DIRECTION> Tally the lines that hold the string "color", and reply with the count alone.

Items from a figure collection
------------

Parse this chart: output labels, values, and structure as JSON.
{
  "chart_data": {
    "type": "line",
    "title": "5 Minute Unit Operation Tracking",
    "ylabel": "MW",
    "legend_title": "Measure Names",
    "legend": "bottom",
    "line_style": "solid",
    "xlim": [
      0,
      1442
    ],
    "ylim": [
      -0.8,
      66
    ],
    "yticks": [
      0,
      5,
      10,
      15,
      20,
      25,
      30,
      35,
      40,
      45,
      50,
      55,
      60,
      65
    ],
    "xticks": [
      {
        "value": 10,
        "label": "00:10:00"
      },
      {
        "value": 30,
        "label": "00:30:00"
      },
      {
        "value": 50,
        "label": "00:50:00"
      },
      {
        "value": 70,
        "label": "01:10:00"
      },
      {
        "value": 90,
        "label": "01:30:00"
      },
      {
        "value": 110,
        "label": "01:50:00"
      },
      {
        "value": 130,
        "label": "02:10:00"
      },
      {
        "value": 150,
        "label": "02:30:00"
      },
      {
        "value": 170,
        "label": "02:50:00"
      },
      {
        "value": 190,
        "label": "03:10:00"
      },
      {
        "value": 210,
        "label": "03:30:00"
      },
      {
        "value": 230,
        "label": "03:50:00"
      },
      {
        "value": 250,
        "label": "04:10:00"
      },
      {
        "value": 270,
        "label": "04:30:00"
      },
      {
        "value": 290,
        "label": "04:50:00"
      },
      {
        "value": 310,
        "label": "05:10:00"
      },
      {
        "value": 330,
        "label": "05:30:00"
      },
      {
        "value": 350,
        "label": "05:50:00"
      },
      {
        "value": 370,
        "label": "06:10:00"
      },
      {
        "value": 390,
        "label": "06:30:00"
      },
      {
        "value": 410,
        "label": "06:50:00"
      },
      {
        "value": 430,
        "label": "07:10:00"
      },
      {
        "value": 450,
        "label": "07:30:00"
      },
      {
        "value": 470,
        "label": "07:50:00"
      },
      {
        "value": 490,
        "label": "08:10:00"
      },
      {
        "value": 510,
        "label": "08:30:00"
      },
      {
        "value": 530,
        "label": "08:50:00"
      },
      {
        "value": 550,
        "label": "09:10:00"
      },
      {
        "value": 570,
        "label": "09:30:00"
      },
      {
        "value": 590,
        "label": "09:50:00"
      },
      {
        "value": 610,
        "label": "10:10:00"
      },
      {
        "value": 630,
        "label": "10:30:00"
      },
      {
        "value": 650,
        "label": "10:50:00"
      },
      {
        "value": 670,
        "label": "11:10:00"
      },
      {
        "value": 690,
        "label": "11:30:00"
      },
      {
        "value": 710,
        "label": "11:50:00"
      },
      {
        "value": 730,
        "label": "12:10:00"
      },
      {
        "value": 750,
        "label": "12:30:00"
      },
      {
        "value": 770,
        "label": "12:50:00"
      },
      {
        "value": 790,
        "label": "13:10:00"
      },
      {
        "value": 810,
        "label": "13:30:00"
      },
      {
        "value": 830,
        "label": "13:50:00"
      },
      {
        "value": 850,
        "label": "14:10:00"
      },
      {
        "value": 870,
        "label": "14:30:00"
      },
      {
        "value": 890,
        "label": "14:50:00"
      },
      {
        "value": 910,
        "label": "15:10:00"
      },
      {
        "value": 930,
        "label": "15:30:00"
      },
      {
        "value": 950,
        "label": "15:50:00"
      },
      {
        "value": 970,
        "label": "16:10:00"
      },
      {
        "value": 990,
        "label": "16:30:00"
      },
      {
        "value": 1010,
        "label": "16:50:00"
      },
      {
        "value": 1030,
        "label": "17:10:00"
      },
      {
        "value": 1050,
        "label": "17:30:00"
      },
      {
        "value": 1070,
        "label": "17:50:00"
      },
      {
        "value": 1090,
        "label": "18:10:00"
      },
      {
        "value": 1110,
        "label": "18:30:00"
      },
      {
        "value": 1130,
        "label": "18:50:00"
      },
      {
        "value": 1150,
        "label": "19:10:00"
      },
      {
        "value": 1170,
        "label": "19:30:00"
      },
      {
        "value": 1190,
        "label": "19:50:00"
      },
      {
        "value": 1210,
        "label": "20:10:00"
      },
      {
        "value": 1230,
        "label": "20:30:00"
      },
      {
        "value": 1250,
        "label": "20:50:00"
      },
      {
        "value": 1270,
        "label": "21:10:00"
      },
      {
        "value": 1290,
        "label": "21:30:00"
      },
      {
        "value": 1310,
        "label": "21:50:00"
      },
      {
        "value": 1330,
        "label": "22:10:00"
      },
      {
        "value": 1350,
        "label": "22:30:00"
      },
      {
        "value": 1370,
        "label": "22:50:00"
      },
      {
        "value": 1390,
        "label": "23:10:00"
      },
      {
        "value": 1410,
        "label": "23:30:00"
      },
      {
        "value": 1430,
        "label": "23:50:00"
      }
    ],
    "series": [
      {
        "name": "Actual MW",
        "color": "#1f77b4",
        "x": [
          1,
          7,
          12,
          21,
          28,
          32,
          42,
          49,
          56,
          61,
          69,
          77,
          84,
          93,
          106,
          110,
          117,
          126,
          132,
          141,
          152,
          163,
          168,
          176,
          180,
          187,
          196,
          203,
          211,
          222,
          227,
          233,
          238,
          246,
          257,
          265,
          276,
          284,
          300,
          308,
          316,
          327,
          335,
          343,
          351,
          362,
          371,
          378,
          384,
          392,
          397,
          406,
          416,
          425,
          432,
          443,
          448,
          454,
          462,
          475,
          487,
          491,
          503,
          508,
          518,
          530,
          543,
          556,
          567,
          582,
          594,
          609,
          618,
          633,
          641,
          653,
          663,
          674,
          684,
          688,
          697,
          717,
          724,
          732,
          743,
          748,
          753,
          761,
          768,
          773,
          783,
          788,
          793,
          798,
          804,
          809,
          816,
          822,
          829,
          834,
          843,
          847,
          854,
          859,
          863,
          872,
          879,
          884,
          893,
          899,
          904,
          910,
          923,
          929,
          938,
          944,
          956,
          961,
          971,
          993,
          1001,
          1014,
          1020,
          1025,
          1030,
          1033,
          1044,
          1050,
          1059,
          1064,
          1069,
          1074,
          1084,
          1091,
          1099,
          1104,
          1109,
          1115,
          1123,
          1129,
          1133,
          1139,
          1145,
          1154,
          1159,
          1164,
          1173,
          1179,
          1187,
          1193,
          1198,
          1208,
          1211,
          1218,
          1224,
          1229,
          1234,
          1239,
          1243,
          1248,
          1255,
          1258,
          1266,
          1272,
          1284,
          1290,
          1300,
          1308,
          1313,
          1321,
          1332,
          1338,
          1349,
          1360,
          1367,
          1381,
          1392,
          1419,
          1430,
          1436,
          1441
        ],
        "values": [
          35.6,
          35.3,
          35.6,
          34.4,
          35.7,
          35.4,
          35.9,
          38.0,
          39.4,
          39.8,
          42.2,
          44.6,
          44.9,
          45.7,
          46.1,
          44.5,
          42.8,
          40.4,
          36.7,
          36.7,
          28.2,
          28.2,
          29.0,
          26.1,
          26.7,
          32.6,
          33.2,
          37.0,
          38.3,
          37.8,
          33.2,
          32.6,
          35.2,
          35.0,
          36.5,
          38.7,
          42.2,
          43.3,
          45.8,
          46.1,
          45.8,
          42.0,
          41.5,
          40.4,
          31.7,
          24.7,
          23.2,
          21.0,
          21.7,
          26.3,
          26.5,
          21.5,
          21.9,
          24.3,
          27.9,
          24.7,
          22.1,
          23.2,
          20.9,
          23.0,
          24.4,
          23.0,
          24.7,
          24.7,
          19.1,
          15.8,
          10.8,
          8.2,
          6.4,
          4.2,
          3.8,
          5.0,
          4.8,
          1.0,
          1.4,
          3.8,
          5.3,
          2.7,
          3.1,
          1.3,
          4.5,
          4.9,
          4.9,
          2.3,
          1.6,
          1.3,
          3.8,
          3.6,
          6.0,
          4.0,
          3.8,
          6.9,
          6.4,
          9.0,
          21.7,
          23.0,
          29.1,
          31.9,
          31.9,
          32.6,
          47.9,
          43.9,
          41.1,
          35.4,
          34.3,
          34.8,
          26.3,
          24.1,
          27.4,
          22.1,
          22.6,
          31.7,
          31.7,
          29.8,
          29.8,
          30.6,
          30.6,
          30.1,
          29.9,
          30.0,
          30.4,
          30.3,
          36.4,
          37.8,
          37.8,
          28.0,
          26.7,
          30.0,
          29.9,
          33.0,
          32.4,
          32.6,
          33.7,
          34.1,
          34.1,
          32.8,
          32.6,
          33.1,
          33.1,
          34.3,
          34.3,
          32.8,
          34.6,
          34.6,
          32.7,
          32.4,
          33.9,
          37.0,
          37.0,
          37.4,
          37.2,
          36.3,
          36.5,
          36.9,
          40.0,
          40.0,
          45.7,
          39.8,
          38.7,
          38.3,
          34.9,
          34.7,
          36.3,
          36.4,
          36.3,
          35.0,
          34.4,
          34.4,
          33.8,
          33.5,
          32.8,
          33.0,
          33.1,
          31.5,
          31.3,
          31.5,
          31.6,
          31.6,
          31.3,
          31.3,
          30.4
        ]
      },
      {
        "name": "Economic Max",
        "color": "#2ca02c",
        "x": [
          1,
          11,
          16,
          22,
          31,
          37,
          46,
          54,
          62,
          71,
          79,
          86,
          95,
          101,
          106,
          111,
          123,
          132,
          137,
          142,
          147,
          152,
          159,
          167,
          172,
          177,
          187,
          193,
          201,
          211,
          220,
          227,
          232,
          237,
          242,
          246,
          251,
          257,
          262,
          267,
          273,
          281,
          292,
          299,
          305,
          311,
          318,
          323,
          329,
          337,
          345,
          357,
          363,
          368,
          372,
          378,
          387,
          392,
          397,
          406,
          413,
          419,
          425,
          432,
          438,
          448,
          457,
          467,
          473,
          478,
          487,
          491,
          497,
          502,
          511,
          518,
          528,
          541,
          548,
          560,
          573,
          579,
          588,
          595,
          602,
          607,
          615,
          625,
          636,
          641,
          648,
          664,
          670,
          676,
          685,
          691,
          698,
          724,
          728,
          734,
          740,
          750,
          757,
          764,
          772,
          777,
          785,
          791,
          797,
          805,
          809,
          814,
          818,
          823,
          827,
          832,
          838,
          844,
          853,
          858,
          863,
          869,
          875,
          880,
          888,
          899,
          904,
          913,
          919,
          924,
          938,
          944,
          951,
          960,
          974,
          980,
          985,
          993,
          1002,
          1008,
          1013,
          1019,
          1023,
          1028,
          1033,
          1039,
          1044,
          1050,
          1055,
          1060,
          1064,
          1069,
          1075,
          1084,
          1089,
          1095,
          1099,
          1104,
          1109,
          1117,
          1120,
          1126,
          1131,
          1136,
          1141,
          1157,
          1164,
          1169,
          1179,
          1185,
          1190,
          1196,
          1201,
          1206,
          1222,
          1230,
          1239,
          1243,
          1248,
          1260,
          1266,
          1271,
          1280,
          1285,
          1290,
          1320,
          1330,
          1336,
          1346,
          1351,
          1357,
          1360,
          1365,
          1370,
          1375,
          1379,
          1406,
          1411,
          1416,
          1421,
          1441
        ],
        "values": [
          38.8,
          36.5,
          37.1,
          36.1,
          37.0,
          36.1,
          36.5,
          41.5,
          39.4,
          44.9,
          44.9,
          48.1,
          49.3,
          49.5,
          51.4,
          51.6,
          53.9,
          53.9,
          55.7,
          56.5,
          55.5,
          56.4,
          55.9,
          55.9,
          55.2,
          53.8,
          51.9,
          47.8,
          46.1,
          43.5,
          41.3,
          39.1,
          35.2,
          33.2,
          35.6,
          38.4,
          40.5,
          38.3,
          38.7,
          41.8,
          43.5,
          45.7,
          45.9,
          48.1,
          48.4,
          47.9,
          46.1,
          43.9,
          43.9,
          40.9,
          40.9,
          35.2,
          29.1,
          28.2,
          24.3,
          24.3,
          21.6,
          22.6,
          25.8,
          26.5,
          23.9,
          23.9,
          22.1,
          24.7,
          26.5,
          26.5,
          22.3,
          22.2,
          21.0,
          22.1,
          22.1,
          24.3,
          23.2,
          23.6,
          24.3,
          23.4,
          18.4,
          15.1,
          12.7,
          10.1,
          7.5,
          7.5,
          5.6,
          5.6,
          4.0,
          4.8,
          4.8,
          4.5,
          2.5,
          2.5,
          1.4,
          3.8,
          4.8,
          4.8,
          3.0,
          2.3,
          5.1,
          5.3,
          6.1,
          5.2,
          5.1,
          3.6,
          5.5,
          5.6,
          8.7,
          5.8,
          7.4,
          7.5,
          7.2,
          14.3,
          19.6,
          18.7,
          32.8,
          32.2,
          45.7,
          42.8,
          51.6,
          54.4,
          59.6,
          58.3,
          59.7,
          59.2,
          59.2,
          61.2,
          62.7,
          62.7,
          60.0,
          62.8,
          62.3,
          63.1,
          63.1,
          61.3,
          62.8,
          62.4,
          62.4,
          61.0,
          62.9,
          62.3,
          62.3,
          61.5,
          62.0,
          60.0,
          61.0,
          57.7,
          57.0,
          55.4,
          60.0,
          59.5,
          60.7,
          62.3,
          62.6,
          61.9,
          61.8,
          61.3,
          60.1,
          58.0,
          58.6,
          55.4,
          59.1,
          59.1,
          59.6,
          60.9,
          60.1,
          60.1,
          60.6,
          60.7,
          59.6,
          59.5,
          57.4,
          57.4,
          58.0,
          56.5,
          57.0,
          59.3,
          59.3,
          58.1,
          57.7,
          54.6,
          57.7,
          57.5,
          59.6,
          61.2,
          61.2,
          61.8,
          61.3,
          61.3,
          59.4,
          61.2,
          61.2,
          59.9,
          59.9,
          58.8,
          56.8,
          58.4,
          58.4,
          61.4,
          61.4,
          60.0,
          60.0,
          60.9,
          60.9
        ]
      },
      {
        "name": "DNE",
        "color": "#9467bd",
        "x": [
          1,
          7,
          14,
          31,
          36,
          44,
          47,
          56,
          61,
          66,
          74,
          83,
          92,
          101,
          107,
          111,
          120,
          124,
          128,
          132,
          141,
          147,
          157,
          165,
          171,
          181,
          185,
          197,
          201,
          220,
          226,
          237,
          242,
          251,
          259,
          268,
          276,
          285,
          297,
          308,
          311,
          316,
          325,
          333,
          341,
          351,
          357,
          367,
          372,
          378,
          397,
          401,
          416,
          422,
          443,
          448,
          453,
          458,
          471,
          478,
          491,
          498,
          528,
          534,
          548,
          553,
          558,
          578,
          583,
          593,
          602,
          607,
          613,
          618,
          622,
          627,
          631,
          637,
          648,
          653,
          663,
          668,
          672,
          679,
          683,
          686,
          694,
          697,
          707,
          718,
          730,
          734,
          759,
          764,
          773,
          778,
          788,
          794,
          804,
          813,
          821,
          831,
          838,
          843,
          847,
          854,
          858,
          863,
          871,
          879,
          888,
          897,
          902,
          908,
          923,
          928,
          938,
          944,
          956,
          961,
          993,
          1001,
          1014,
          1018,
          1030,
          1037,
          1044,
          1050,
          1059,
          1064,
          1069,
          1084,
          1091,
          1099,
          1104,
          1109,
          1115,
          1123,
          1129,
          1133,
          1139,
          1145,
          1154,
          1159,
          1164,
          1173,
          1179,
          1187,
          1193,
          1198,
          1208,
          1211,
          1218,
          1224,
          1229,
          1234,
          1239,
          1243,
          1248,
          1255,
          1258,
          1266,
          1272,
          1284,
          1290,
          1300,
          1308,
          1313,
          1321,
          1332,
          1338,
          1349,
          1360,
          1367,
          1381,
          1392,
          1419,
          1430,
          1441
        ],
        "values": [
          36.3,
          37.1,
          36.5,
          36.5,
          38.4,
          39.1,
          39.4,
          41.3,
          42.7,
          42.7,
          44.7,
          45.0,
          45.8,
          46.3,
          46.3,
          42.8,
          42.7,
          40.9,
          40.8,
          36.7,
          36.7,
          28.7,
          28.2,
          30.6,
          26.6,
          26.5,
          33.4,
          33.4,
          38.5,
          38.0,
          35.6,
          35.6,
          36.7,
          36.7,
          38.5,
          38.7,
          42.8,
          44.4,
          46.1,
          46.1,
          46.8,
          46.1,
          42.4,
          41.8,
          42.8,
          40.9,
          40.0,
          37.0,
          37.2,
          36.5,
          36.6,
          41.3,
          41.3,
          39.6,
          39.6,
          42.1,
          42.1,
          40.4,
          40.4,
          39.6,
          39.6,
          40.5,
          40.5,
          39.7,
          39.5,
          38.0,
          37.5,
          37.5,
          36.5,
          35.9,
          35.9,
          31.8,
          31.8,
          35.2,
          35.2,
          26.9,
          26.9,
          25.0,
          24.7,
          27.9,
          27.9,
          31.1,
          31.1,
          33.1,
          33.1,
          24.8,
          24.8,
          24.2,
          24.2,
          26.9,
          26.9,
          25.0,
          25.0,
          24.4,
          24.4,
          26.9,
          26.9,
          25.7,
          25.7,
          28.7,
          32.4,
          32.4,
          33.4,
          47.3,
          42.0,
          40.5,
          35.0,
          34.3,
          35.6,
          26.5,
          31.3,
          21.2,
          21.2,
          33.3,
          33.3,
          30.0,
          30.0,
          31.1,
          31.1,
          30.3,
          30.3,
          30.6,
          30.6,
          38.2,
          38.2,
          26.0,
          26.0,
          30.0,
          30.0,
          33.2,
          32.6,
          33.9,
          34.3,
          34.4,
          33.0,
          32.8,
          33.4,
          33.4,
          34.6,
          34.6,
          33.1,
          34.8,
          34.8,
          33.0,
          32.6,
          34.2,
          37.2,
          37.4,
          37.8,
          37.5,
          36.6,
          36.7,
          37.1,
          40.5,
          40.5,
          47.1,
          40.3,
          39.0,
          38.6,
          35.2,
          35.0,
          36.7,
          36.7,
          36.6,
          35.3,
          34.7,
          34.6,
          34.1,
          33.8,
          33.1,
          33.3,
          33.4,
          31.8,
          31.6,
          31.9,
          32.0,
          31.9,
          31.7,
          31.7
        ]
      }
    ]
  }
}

------------

FINAL RESULT> 3